[Dataset records]
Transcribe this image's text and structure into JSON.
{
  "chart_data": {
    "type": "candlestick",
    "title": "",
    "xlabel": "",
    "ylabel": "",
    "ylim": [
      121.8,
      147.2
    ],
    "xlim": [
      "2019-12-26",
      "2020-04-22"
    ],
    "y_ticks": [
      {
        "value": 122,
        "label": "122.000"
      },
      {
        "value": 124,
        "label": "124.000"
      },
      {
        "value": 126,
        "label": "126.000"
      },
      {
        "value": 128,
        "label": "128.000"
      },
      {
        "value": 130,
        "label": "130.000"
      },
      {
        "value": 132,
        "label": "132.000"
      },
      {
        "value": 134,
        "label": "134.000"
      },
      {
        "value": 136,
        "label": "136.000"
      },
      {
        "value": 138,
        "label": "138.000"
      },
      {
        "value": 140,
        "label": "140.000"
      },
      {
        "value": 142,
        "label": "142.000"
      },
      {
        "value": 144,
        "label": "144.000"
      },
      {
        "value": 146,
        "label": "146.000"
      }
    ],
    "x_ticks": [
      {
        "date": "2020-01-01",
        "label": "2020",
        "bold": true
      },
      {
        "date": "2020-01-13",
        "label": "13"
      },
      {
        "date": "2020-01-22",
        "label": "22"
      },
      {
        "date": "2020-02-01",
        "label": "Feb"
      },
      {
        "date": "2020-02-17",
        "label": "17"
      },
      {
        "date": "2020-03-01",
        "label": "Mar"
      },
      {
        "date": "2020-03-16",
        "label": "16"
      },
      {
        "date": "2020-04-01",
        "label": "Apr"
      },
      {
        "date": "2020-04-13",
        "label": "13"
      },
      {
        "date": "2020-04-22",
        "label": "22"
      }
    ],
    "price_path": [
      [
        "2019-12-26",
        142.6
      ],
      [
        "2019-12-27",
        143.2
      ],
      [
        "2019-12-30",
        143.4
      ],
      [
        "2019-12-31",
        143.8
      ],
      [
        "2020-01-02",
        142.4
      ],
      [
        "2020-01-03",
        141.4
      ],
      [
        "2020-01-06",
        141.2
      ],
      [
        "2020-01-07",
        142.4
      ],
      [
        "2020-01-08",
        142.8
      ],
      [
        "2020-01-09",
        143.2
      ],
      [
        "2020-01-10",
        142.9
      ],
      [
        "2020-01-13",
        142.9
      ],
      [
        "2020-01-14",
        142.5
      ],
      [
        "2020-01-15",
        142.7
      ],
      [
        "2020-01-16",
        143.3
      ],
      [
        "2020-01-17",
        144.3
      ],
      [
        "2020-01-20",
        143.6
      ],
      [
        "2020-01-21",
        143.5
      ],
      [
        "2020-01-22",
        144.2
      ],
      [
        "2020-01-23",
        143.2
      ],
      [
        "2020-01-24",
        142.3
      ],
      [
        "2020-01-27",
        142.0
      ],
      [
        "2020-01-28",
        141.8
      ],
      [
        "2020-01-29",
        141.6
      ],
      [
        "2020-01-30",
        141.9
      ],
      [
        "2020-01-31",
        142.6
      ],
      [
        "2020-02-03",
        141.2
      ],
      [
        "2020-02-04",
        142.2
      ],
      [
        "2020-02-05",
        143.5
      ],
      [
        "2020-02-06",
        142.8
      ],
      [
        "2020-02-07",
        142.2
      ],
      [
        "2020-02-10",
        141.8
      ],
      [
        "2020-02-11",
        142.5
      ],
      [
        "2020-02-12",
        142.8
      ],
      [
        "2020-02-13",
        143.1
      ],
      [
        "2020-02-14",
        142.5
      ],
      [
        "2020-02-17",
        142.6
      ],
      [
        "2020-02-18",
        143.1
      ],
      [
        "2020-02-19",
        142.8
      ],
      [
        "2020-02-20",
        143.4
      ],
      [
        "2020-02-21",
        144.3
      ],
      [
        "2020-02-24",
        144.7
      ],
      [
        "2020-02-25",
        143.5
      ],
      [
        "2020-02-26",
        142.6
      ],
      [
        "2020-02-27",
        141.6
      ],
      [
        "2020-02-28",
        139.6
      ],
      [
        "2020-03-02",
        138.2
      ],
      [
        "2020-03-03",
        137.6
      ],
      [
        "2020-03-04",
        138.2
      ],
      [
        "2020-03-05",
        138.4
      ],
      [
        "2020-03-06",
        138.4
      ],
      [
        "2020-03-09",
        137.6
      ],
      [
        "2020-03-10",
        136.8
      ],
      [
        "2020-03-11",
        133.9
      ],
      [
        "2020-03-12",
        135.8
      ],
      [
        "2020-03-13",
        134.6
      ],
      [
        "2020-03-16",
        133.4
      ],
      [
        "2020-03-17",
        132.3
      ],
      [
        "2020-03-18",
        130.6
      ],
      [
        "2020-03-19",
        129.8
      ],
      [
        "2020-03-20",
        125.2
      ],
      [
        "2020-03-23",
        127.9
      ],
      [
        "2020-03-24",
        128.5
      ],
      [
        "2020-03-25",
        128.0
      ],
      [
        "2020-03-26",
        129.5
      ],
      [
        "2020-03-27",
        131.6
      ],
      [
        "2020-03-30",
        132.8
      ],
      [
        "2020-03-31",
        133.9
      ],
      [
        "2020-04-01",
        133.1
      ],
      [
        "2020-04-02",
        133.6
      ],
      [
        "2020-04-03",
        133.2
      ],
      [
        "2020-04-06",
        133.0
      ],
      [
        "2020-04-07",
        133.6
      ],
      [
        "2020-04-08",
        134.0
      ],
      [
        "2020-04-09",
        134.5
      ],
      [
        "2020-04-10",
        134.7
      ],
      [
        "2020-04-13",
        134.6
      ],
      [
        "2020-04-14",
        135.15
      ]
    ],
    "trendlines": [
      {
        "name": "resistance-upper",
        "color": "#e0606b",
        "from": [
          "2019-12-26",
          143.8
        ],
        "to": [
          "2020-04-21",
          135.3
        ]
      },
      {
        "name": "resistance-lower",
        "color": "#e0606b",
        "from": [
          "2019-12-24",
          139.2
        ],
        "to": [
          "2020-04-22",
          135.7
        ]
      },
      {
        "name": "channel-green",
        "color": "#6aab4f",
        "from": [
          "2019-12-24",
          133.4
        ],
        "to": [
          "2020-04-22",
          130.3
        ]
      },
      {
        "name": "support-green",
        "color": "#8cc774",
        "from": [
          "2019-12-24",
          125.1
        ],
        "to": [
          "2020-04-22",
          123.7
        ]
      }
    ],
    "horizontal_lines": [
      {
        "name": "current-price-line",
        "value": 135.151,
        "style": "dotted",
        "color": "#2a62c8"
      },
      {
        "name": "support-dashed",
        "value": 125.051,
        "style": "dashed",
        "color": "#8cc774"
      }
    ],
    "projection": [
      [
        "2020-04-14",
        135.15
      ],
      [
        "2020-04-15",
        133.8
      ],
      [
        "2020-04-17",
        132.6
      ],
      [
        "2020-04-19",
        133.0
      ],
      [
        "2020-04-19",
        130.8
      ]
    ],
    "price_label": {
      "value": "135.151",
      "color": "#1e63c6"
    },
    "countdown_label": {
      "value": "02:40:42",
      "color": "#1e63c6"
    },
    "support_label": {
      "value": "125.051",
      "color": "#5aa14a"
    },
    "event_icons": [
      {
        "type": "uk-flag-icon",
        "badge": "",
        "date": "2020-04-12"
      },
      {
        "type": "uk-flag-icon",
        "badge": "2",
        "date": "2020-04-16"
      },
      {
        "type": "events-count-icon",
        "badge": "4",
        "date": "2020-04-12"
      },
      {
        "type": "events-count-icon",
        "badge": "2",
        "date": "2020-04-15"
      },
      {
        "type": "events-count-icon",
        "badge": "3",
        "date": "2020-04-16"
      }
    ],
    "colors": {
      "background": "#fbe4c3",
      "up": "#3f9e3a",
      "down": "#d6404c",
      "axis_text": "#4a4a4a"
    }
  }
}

◆ Given task ◆
Using the data above, repeat every line exactly.

◆ Problem solution ◆
Transcribe this image's text and structure into JSON.
{
  "chart_data": {
    "type": "candlestick",
    "title": "",
    "xlabel": "",
    "ylabel": "",
    "ylim": [
      121.8,
      147.2
    ],
    "xlim": [
      "2019-12-26",
      "2020-04-22"
    ],
    "y_ticks": [
      {
        "value": 122,
        "label": "122.000"
      },
      {
        "value": 124,
        "label": "124.000"
      },
      {
        "value": 126,
        "label": "126.000"
      },
      {
        "value": 128,
        "label": "128.000"
      },
      {
        "value": 130,
        "label": "130.000"
      },
      {
        "value": 132,
        "label": "132.000"
      },
      {
        "value": 134,
        "label": "134.000"
      },
      {
        "value": 136,
        "label": "136.000"
      },
      {
        "value": 138,
        "label": "138.000"
      },
      {
        "value": 140,
        "label": "140.000"
      },
      {
        "value": 142,
        "label": "142.000"
      },
      {
        "value": 144,
        "label": "144.000"
      },
      {
        "value": 146,
        "label": "146.000"
      }
    ],
    "x_ticks": [
      {
        "date": "2020-01-01",
        "label": "2020",
        "bold": true
      },
      {
        "date": "2020-01-13",
        "label": "13"
      },
      {
        "date": "2020-01-22",
        "label": "22"
      },
      {
        "date": "2020-02-01",
        "label": "Feb"
      },
      {
        "date": "2020-02-17",
        "label": "17"
      },
      {
        "date": "2020-03-01",
        "label": "Mar"
      },
      {
        "date": "2020-03-16",
        "label": "16"
      },
      {
        "date": "2020-04-01",
        "label": "Apr"
      },
      {
        "date": "2020-04-13",
        "label": "13"
      },
      {
        "date": "2020-04-22",
        "label": "22"
      }
    ],
    "price_path": [
      [
        "2019-12-26",
        142.6
      ],
      [
        "2019-12-27",
        143.2
      ],
      [
        "2019-12-30",
        143.4
      ],
      [
        "2019-12-31",
        143.8
      ],
      [
        "2020-01-02",
        142.4
      ],
      [
        "2020-01-03",
        141.4
      ],
      [
        "2020-01-06",
        141.2
      ],
      [
        "2020-01-07",
        142.4
      ],
      [
        "2020-01-08",
        142.8
      ],
      [
        "2020-01-09",
        143.2
      ],
      [
        "2020-01-10",
        142.9
      ],
      [
        "2020-01-13",
        142.9
      ],
      [
        "2020-01-14",
        142.5
      ],
      [
        "2020-01-15",
        142.7
      ],
      [
        "2020-01-16",
        143.3
      ],
      [
        "2020-01-17",
        144.3
      ],
      [
        "2020-01-20",
        143.6
      ],
      [
        "2020-01-21",
        143.5
      ],
      [
        "2020-01-22",
        144.2
      ],
      [
        "2020-01-23",
        143.2
      ],
      [
        "2020-01-24",
        142.3
      ],
      [
        "2020-01-27",
        142.0
      ],
      [
        "2020-01-28",
        141.8
      ],
      [
        "2020-01-29",
        141.6
      ],
      [
        "2020-01-30",
        141.9
      ],
      [
        "2020-01-31",
        142.6
      ],
      [
        "2020-02-03",
        141.2
      ],
      [
        "2020-02-04",
        142.2
      ],
      [
        "2020-02-05",
        143.5
      ],
      [
        "2020-02-06",
        142.8
      ],
      [
        "2020-02-07",
        142.2
      ],
      [
        "2020-02-10",
        141.8
      ],
      [
        "2020-02-11",
        142.5
      ],
      [
        "2020-02-12",
        142.8
      ],
      [
        "2020-02-13",
        143.1
      ],
      [
        "2020-02-14",
        142.5
      ],
      [
        "2020-02-17",
        142.6
      ],
      [
        "2020-02-18",
        143.1
      ],
      [
        "2020-02-19",
        142.8
      ],
      [
        "2020-02-20",
        143.4
      ],
      [
        "2020-02-21",
        144.3
      ],
      [
        "2020-02-24",
        144.7
      ],
      [
        "2020-02-25",
        143.5
      ],
      [
        "2020-02-26",
        142.6
      ],
      [
        "2020-02-27",
        141.6
      ],
      [
        "2020-02-28",
        139.6
      ],
      [
        "2020-03-02",
        138.2
      ],
      [
        "2020-03-03",
        137.6
      ],
      [
        "2020-03-04",
        138.2
      ],
      [
        "2020-03-05",
        138.4
      ],
      [
        "2020-03-06",
        138.4
      ],
      [
        "2020-03-09",
        137.6
      ],
      [
        "2020-03-10",
        136.8
      ],
      [
        "2020-03-11",
        133.9
      ],
      [
        "2020-03-12",
        135.8
      ],
      [
        "2020-03-13",
        134.6
      ],
      [
        "2020-03-16",
        133.4
      ],
      [
        "2020-03-17",
        132.3
      ],
      [
        "2020-03-18",
        130.6
      ],
      [
        "2020-03-19",
        129.8
      ],
      [
        "2020-03-20",
        125.2
      ],
      [
        "2020-03-23",
        127.9
      ],
      [
        "2020-03-24",
        128.5
      ],
      [
        "2020-03-25",
        128.0
      ],
      [
        "2020-03-26",
        129.5
      ],
      [
        "2020-03-27",
        131.6
      ],
      [
        "2020-03-30",
        132.8
      ],
      [
        "2020-03-31",
        133.9
      ],
      [
        "2020-04-01",
        133.1
      ],
      [
        "2020-04-02",
        133.6
      ],
      [
        "2020-04-03",
        133.2
      ],
      [
        "2020-04-06",
        133.0
      ],
      [
        "2020-04-07",
        133.6
      ],
      [
        "2020-04-08",
        134.0
      ],
      [
        "2020-04-09",
        134.5
      ],
      [
        "2020-04-10",
        134.7
      ],
      [
        "2020-04-13",
        134.6
      ],
      [
        "2020-04-14",
        135.15
      ]
    ],
    "trendlines": [
      {
        "name": "resistance-upper",
        "color": "#e0606b",
        "from": [
          "2019-12-26",
          143.8
        ],
        "to": [
          "2020-04-21",
          135.3
        ]
      },
      {
        "name": "resistance-lower",
        "color": "#e0606b",
        "from": [
          "2019-12-24",
          139.2
        ],
        "to": [
          "2020-04-22",
          135.7
        ]
      },
      {
        "name": "channel-green",
        "color": "#6aab4f",
        "from": [
          "2019-12-24",
          133.4
        ],
        "to": [
          "2020-04-22",
          130.3
        ]
      },
      {
        "name": "support-green",
        "color": "#8cc774",
        "from": [
          "2019-12-24",
          125.1
        ],
        "to": [
          "2020-04-22",
          123.7
        ]
      }
    ],
    "horizontal_lines": [
      {
        "name": "current-price-line",
        "value": 135.151,
        "style": "dotted",
        "color": "#2a62c8"
      },
      {
        "name": "support-dashed",
        "value": 125.051,
        "style": "dashed",
        "color": "#8cc774"
      }
    ],
    "projection": [
      [
        "2020-04-14",
        135.15
      ],
      [
        "2020-04-15",
        133.8
      ],
      [
        "2020-04-17",
        132.6
      ],
      [
        "2020-04-19",
        133.0
      ],
      [
        "2020-04-19",
        130.8
      ]
    ],
    "price_label": {
      "value": "135.151",
      "color": "#1e63c6"
    },
    "countdown_label": {
      "value": "02:40:42",
      "color": "#1e63c6"
    },
    "support_label": {
      "value": "125.051",
      "color": "#5aa14a"
    },
    "event_icons": [
      {
        "type": "uk-flag-icon",
        "badge": "",
        "date": "2020-04-12"
      },
      {
        "type": "uk-flag-icon",
        "badge": "2",
        "date": "2020-04-16"
      },
      {
        "type": "events-count-icon",
        "badge": "4",
        "date": "2020-04-12"
      },
      {
        "type": "events-count-icon",
        "badge": "2",
        "date": "2020-04-15"
      },
      {
        "type": "events-count-icon",
        "badge": "3",
        "date": "2020-04-16"
      }
    ],
    "colors": {
      "background": "#fbe4c3",
      "up": "#3f9e3a",
      "down": "#d6404c",
      "axis_text": "#4a4a4a"
    }
  }
}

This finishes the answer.